#### DIRECTIONS FOR THIS TASK:
The entries below are to be written out again without alteration.

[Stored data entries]
▶

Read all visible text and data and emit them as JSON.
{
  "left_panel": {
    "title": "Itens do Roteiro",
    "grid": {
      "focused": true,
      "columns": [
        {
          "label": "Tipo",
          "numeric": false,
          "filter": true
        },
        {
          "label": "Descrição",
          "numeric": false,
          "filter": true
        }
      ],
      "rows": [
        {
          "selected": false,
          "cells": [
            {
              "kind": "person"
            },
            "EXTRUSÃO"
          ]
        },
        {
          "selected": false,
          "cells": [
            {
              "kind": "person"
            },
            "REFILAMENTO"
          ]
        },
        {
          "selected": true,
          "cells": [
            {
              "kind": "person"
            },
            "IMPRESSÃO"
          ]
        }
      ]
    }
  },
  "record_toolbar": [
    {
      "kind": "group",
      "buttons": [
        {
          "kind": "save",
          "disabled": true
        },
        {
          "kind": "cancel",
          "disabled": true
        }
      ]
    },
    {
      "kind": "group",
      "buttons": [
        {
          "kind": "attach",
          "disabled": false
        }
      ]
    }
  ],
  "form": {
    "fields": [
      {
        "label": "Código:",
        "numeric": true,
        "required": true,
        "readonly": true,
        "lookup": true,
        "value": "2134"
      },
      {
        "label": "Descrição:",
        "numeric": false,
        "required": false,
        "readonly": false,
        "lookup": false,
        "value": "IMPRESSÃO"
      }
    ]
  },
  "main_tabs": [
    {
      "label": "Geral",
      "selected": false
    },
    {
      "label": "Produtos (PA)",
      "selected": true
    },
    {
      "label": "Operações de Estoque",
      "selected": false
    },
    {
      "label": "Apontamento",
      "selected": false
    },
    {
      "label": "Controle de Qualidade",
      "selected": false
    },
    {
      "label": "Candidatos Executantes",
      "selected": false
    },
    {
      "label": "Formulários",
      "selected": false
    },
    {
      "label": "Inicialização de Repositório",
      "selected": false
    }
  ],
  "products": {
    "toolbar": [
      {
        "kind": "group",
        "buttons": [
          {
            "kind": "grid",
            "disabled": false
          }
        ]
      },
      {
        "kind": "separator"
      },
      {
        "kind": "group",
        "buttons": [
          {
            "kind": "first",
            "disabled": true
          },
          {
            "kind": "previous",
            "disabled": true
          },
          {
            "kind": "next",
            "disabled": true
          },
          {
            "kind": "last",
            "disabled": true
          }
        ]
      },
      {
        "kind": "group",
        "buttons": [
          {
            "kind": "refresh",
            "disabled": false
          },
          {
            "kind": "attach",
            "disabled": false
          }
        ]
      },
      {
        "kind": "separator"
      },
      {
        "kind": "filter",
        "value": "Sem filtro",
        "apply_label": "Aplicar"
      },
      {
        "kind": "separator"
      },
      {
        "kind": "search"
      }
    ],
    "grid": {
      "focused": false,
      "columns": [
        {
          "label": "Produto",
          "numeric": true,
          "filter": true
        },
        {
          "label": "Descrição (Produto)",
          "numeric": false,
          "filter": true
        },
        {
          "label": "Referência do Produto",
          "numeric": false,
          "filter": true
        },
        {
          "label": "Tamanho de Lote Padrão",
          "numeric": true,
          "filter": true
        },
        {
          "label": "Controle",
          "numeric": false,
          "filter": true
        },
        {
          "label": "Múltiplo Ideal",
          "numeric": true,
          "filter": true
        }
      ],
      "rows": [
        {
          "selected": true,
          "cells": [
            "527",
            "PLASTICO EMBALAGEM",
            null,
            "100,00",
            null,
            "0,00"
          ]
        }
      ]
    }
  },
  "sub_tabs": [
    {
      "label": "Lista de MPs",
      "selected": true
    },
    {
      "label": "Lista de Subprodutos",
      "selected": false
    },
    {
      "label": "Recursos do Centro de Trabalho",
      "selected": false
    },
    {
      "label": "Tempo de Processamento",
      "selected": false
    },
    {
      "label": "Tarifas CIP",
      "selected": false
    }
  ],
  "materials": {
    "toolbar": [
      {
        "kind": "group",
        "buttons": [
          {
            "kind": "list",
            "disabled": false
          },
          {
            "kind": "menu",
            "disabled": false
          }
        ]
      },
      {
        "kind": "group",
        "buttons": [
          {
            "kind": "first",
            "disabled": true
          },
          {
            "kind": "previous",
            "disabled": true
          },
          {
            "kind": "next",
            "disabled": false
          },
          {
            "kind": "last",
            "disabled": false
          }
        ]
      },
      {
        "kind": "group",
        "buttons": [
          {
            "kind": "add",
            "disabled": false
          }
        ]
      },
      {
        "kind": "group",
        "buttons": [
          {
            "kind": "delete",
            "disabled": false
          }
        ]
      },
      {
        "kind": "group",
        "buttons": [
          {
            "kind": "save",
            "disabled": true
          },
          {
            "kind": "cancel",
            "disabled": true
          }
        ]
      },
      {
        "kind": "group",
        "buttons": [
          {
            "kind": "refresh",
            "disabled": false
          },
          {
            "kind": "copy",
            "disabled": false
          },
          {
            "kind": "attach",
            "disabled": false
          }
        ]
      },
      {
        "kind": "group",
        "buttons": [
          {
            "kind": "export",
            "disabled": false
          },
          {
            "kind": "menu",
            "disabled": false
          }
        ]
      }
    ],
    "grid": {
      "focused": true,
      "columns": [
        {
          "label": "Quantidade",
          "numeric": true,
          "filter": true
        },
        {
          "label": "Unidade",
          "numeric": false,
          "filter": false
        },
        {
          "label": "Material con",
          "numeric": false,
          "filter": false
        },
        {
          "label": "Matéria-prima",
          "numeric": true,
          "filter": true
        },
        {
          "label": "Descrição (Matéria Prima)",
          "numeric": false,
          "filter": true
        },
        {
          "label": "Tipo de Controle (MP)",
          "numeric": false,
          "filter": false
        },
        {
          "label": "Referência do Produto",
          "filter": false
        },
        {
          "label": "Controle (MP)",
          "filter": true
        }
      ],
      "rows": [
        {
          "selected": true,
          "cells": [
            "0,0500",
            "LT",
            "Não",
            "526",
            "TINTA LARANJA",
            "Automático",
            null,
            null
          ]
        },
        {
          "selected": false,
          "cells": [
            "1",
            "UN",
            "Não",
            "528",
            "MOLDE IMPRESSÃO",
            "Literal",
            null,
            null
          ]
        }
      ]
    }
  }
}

◀

#### EXERCISE OUTPUT:
Read all visible text and data and emit them as JSON.
{
  "left_panel": {
    "title": "Itens do Roteiro",
    "grid": {
      "focused": true,
      "columns": [
        {
          "label": "Tipo",
          "numeric": false,
          "filter": true
        },
        {
          "label": "Descrição",
          "numeric": false,
          "filter": true
        }
      ],
      "rows": [
        {
          "selected": false,
          "cells": [
            {
              "kind": "person"
            },
            "EXTRUSÃO"
          ]
        },
        {
          "selected": false,
          "cells": [
            {
              "kind": "person"
            },
            "REFILAMENTO"
          ]
        },
        {
          "selected": true,
          "cells": [
            {
              "kind": "person"
            },
            "IMPRESSÃO"
          ]
        }
      ]
    }
  },
  "record_toolbar": [
    {
      "kind": "group",
      "buttons": [
        {
          "kind": "save",
          "disabled": true
        },
        {
          "kind": "cancel",
          "disabled": true
        }
      ]
    },
    {
      "kind": "group",
      "buttons": [
        {
          "kind": "attach",
          "disabled": false
        }
      ]
    }
  ],
  "form": {
    "fields": [
      {
        "label": "Código:",
        "numeric": true,
        "required": true,
        "readonly": true,
        "lookup": true,
        "value": "2134"
      },
      {
        "label": "Descrição:",
        "numeric": false,
        "required": false,
        "readonly": false,
        "lookup": false,
        "value": "IMPRESSÃO"
      }
    ]
  },
  "main_tabs": [
    {
      "label": "Geral",
      "selected": false
    },
    {
      "label": "Produtos (PA)",
      "selected": true
    },
    {
      "label": "Operações de Estoque",
      "selected": false
    },
    {
      "label": "Apontamento",
      "selected": false
    },
    {
      "label": "Controle de Qualidade",
      "selected": false
    },
    {
      "label": "Candidatos Executantes",
      "selected": false
    },
    {
      "label": "Formulários",
      "selected": false
    },
    {
      "label": "Inicialização de Repositório",
      "selected": false
    }
  ],
  "products": {
    "toolbar": [
      {
        "kind": "group",
        "buttons": [
          {
            "kind": "grid",
            "disabled": false
          }
        ]
      },
      {
        "kind": "separator"
      },
      {
        "kind": "group",
        "buttons": [
          {
            "kind": "first",
            "disabled": true
          },
          {
            "kind": "previous",
            "disabled": true
          },
          {
            "kind": "next",
            "disabled": true
          },
          {
            "kind": "last",
            "disabled": true
          }
        ]
      },
      {
        "kind": "group",
        "buttons": [
          {
            "kind": "refresh",
            "disabled": false
          },
          {
            "kind": "attach",
            "disabled": false
          }
        ]
      },
      {
        "kind": "separator"
      },
      {
        "kind": "filter",
        "value": "Sem filtro",
        "apply_label": "Aplicar"
      },
      {
        "kind": "separator"
      },
      {
        "kind": "search"
      }
    ],
    "grid": {
      "focused": false,
      "columns": [
        {
          "label": "Produto",
          "numeric": true,
          "filter": true
        },
        {
          "label": "Descrição (Produto)",
          "numeric": false,
          "filter": true
        },
        {
          "label": "Referência do Produto",
          "numeric": false,
          "filter": true
        },
        {
          "label": "Tamanho de Lote Padrão",
          "numeric": true,
          "filter": true
        },
        {
          "label": "Controle",
          "numeric": false,
          "filter": true
        },
        {
          "label": "Múltiplo Ideal",
          "numeric": true,
          "filter": true
        }
      ],
      "rows": [
        {
          "selected": true,
          "cells": [
            "527",
            "PLASTICO EMBALAGEM",
            null,
            "100,00",
            null,
            "0,00"
          ]
        }
      ]
    }
  },
  "sub_tabs": [
    {
      "label": "Lista de MPs",
      "selected": true
    },
    {
      "label": "Lista de Subprodutos",
      "selected": false
    },
    {
      "label": "Recursos do Centro de Trabalho",
      "selected": false
    },
    {
      "label": "Tempo de Processamento",
      "selected": false
    },
    {
      "label": "Tarifas CIP",
      "selected": false
    }
  ],
  "materials": {
    "toolbar": [
      {
        "kind": "group",
        "buttons": [
          {
            "kind": "list",
            "disabled": false
          },
          {
            "kind": "menu",
            "disabled": false
          }
        ]
      },
      {
        "kind": "group",
        "buttons": [
          {
            "kind": "first",
            "disabled": true
          },
          {
            "kind": "previous",
            "disabled": true
          },
          {
            "kind": "next",
            "disabled": false
          },
          {
            "kind": "last",
            "disabled": false
          }
        ]
      },
      {
        "kind": "group",
        "buttons": [
          {
            "kind": "add",
            "disabled": false
          }
        ]
      },
      {
        "kind": "group",
        "buttons": [
          {
            "kind": "delete",
            "disabled": false
          }
        ]
      },
      {
        "kind": "group",
        "buttons": [
          {
            "kind": "save",
            "disabled": true
          },
          {
            "kind": "cancel",
            "disabled": true
          }
        ]
      },
      {
        "kind": "group",
        "buttons": [
          {
            "kind": "refresh",
            "disabled": false
          },
          {
            "kind": "copy",
            "disabled": false
          },
          {
            "kind": "attach",
            "disabled": false
          }
        ]
      },
      {
        "kind": "group",
        "buttons": [
          {
            "kind": "export",
            "disabled": false
          },
          {
            "kind": "menu",
            "disabled": false
          }
        ]
      }
    ],
    "grid": {
      "focused": true,
      "columns": [
        {
          "label": "Quantidade",
          "numeric": true,
          "filter": true
        },
        {
          "label": "Unidade",
          "numeric": false,
          "filter": false
        },
        {
          "label": "Material con",
          "numeric": false,
          "filter": false
        },
        {
          "label": "Matéria-prima",
          "numeric": true,
          "filter": true
        },
        {
          "label": "Descrição (Matéria Prima)",
          "numeric": false,
          "filter": true
        },
        {
          "label": "Tipo de Controle (MP)",
          "numeric": false,
          "filter": false
        },
        {
          "label": "Referência do Produto",
          "filter": false
        },
        {
          "label": "Controle (MP)",
          "filter": true
        }
      ],
      "rows": [
        {
          "selected": true,
          "cells": [
            "0,0500",
            "LT",
            "Não",
            "526",
            "TINTA LARANJA",
            "Automático",
            null,
            null
          ]
        },
        {
          "selected": false,
          "cells": [
            "1",
            "UN",
            "Não",
            "528",
            "MOLDE IMPRESSÃO",
            "Literal",
            null,
            null
          ]
        }
      ]
    }
  }
}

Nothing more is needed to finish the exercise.